Figure content listings
● ● ●
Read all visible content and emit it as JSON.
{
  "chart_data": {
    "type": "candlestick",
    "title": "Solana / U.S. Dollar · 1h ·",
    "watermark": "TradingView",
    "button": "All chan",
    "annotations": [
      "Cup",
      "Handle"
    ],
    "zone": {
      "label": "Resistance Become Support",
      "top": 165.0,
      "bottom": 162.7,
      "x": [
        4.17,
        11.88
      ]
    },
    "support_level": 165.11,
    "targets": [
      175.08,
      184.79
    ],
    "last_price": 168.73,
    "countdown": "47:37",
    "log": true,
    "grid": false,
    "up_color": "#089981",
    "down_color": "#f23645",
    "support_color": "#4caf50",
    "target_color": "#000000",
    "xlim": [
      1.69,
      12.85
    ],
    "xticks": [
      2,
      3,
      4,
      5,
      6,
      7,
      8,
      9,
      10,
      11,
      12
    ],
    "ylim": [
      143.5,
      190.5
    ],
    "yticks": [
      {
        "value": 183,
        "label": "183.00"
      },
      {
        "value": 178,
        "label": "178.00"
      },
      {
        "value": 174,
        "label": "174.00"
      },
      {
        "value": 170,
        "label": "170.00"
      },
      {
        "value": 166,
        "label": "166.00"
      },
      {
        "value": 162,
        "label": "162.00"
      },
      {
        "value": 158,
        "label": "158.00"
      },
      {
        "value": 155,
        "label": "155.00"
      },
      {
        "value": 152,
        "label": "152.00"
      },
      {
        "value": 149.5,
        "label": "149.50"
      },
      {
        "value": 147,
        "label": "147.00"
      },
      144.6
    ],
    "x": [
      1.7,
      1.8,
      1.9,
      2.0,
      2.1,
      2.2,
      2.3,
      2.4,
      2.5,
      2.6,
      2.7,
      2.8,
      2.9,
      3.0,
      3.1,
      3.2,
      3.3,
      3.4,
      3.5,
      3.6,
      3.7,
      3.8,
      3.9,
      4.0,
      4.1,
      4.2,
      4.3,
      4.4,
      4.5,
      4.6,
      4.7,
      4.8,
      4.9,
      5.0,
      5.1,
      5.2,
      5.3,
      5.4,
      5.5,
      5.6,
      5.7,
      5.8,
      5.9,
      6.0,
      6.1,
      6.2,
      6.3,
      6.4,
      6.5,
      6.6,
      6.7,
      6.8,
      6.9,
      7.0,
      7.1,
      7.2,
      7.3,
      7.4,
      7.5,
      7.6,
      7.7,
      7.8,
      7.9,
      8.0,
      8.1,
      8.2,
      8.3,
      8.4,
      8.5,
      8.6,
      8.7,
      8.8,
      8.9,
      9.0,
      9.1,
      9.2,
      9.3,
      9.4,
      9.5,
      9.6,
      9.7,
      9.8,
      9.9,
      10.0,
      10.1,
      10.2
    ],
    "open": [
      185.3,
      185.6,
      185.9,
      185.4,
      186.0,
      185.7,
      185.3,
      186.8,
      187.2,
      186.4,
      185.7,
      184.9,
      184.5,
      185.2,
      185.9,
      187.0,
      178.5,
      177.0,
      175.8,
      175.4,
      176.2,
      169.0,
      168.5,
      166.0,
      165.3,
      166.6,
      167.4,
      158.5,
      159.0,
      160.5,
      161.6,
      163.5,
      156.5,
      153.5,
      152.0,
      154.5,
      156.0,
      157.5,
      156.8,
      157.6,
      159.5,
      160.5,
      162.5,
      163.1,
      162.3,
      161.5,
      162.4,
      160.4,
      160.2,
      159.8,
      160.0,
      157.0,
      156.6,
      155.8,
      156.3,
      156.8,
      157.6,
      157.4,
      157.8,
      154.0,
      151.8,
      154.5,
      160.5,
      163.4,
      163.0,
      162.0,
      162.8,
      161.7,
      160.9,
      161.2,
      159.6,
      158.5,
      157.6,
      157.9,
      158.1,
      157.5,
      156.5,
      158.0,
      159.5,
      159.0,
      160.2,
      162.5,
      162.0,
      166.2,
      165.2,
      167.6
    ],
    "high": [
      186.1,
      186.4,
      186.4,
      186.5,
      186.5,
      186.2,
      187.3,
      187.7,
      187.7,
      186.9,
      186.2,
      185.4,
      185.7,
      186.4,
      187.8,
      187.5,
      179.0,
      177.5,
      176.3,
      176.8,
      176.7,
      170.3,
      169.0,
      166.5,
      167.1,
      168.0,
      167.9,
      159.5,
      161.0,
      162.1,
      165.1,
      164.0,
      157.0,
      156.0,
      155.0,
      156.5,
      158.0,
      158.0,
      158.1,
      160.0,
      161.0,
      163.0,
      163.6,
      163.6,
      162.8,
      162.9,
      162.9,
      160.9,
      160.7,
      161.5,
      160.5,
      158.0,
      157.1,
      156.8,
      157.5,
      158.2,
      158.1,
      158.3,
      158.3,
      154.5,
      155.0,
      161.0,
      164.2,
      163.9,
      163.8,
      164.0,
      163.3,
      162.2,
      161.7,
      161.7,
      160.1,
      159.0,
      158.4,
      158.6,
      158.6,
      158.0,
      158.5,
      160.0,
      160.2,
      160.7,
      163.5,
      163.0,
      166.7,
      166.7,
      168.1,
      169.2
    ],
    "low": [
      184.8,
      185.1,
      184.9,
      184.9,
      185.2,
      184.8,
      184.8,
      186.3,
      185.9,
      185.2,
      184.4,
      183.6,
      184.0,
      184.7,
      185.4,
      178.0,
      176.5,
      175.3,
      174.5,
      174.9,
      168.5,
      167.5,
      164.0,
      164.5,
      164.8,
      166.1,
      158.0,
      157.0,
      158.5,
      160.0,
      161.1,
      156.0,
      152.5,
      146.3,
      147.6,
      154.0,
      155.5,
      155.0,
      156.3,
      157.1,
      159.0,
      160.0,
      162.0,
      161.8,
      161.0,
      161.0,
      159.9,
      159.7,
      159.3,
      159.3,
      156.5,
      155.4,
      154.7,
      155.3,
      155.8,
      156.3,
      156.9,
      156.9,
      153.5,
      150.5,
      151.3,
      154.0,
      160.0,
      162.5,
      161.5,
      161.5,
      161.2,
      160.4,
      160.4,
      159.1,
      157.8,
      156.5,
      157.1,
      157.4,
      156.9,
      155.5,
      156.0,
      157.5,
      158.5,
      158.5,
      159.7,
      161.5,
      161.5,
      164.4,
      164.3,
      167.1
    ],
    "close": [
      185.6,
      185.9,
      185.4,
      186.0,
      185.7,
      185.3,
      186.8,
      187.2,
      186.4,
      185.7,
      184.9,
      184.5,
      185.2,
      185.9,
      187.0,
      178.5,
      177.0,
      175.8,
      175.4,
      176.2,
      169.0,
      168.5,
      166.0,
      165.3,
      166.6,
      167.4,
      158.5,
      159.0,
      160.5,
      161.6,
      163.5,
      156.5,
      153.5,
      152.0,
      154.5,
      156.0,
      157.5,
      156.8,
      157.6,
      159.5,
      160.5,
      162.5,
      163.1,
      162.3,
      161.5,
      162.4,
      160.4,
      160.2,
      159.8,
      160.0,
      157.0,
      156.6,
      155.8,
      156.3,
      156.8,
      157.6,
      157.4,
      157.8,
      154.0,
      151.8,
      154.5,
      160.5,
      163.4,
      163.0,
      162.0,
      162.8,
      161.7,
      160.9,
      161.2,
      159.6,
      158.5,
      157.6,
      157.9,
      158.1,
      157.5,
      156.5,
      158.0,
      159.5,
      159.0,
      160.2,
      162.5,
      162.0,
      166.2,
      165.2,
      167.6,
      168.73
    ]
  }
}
● ● ●
> **THE PROBLEM**:
Please set down the whole listing above without altering a single line.

> **RESPONSE FOR THIS EXERCISE**:
Read all visible content and emit it as JSON.
{
  "chart_data": {
    "type": "candlestick",
    "title": "Solana / U.S. Dollar · 1h ·",
    "watermark": "TradingView",
    "button": "All chan",
    "annotations": [
      "Cup",
      "Handle"
    ],
    "zone": {
      "label": "Resistance Become Support",
      "top": 165.0,
      "bottom": 162.7,
      "x": [
        4.17,
        11.88
      ]
    },
    "support_level": 165.11,
    "targets": [
      175.08,
      184.79
    ],
    "last_price": 168.73,
    "countdown": "47:37",
    "log": true,
    "grid": false,
    "up_color": "#089981",
    "down_color": "#f23645",
    "support_color": "#4caf50",
    "target_color": "#000000",
    "xlim": [
      1.69,
      12.85
    ],
    "xticks": [
      2,
      3,
      4,
      5,
      6,
      7,
      8,
      9,
      10,
      11,
      12
    ],
    "ylim": [
      143.5,
      190.5
    ],
    "yticks": [
      {
        "value": 183,
        "label": "183.00"
      },
      {
        "value": 178,
        "label": "178.00"
      },
      {
        "value": 174,
        "label": "174.00"
      },
      {
        "value": 170,
        "label": "170.00"
      },
      {
        "value": 166,
        "label": "166.00"
      },
      {
        "value": 162,
        "label": "162.00"
      },
      {
        "value": 158,
        "label": "158.00"
      },
      {
        "value": 155,
        "label": "155.00"
      },
      {
        "value": 152,
        "label": "152.00"
      },
      {
        "value": 149.5,
        "label": "149.50"
      },
      {
        "value": 147,
        "label": "147.00"
      },
      144.6
    ],
    "x": [
      1.7,
      1.8,
      1.9,
      2.0,
      2.1,
      2.2,
      2.3,
      2.4,
      2.5,
      2.6,
      2.7,
      2.8,
      2.9,
      3.0,
      3.1,
      3.2,
      3.3,
      3.4,
      3.5,
      3.6,
      3.7,
      3.8,
      3.9,
      4.0,
      4.1,
      4.2,
      4.3,
      4.4,
      4.5,
      4.6,
      4.7,
      4.8,
      4.9,
      5.0,
      5.1,
      5.2,
      5.3,
      5.4,
      5.5,
      5.6,
      5.7,
      5.8,
      5.9,
      6.0,
      6.1,
      6.2,
      6.3,
      6.4,
      6.5,
      6.6,
      6.7,
      6.8,
      6.9,
      7.0,
      7.1,
      7.2,
      7.3,
      7.4,
      7.5,
      7.6,
      7.7,
      7.8,
      7.9,
      8.0,
      8.1,
      8.2,
      8.3,
      8.4,
      8.5,
      8.6,
      8.7,
      8.8,
      8.9,
      9.0,
      9.1,
      9.2,
      9.3,
      9.4,
      9.5,
      9.6,
      9.7,
      9.8,
      9.9,
      10.0,
      10.1,
      10.2
    ],
    "open": [
      185.3,
      185.6,
      185.9,
      185.4,
      186.0,
      185.7,
      185.3,
      186.8,
      187.2,
      186.4,
      185.7,
      184.9,
      184.5,
      185.2,
      185.9,
      187.0,
      178.5,
      177.0,
      175.8,
      175.4,
      176.2,
      169.0,
      168.5,
      166.0,
      165.3,
      166.6,
      167.4,
      158.5,
      159.0,
      160.5,
      161.6,
      163.5,
      156.5,
      153.5,
      152.0,
      154.5,
      156.0,
      157.5,
      156.8,
      157.6,
      159.5,
      160.5,
      162.5,
      163.1,
      162.3,
      161.5,
      162.4,
      160.4,
      160.2,
      159.8,
      160.0,
      157.0,
      156.6,
      155.8,
      156.3,
      156.8,
      157.6,
      157.4,
      157.8,
      154.0,
      151.8,
      154.5,
      160.5,
      163.4,
      163.0,
      162.0,
      162.8,
      161.7,
      160.9,
      161.2,
      159.6,
      158.5,
      157.6,
      157.9,
      158.1,
      157.5,
      156.5,
      158.0,
      159.5,
      159.0,
      160.2,
      162.5,
      162.0,
      166.2,
      165.2,
      167.6
    ],
    "high": [
      186.1,
      186.4,
      186.4,
      186.5,
      186.5,
      186.2,
      187.3,
      187.7,
      187.7,
      186.9,
      186.2,
      185.4,
      185.7,
      186.4,
      187.8,
      187.5,
      179.0,
      177.5,
      176.3,
      176.8,
      176.7,
      170.3,
      169.0,
      166.5,
      167.1,
      168.0,
      167.9,
      159.5,
      161.0,
      162.1,
      165.1,
      164.0,
      157.0,
      156.0,
      155.0,
      156.5,
      158.0,
      158.0,
      158.1,
      160.0,
      161.0,
      163.0,
      163.6,
      163.6,
      162.8,
      162.9,
      162.9,
      160.9,
      160.7,
      161.5,
      160.5,
      158.0,
      157.1,
      156.8,
      157.5,
      158.2,
      158.1,
      158.3,
      158.3,
      154.5,
      155.0,
      161.0,
      164.2,
      163.9,
      163.8,
      164.0,
      163.3,
      162.2,
      161.7,
      161.7,
      160.1,
      159.0,
      158.4,
      158.6,
      158.6,
      158.0,
      158.5,
      160.0,
      160.2,
      160.7,
      163.5,
      163.0,
      166.7,
      166.7,
      168.1,
      169.2
    ],
    "low": [
      184.8,
      185.1,
      184.9,
      184.9,
      185.2,
      184.8,
      184.8,
      186.3,
      185.9,
      185.2,
      184.4,
      183.6,
      184.0,
      184.7,
      185.4,
      178.0,
      176.5,
      175.3,
      174.5,
      174.9,
      168.5,
      167.5,
      164.0,
      164.5,
      164.8,
      166.1,
      158.0,
      157.0,
      158.5,
      160.0,
      161.1,
      156.0,
      152.5,
      146.3,
      147.6,
      154.0,
      155.5,
      155.0,
      156.3,
      157.1,
      159.0,
      160.0,
      162.0,
      161.8,
      161.0,
      161.0,
      159.9,
      159.7,
      159.3,
      159.3,
      156.5,
      155.4,
      154.7,
      155.3,
      155.8,
      156.3,
      156.9,
      156.9,
      153.5,
      150.5,
      151.3,
      154.0,
      160.0,
      162.5,
      161.5,
      161.5,
      161.2,
      160.4,
      160.4,
      159.1,
      157.8,
      156.5,
      157.1,
      157.4,
      156.9,
      155.5,
      156.0,
      157.5,
      158.5,
      158.5,
      159.7,
      161.5,
      161.5,
      164.4,
      164.3,
      167.1
    ],
    "close": [
      185.6,
      185.9,
      185.4,
      186.0,
      185.7,
      185.3,
      186.8,
      187.2,
      186.4,
      185.7,
      184.9,
      184.5,
      185.2,
      185.9,
      187.0,
      178.5,
      177.0,
      175.8,
      175.4,
      176.2,
      169.0,
      168.5,
      166.0,
      165.3,
      166.6,
      167.4,
      158.5,
      159.0,
      160.5,
      161.6,
      163.5,
      156.5,
      153.5,
      152.0,
      154.5,
      156.0,
      157.5,
      156.8,
      157.6,
      159.5,
      160.5,
      162.5,
      163.1,
      162.3,
      161.5,
      162.4,
      160.4,
      160.2,
      159.8,
      160.0,
      157.0,
      156.6,
      155.8,
      156.3,
      156.8,
      157.6,
      157.4,
      157.8,
      154.0,
      151.8,
      154.5,
      160.5,
      163.4,
      163.0,
      162.0,
      162.8,
      161.7,
      160.9,
      161.2,
      159.6,
      158.5,
      157.6,
      157.9,
      158.1,
      157.5,
      156.5,
      158.0,
      159.5,
      159.0,
      160.2,
      162.5,
      162.0,
      166.2,
      165.2,
      167.6,
      168.73
    ]
  }
}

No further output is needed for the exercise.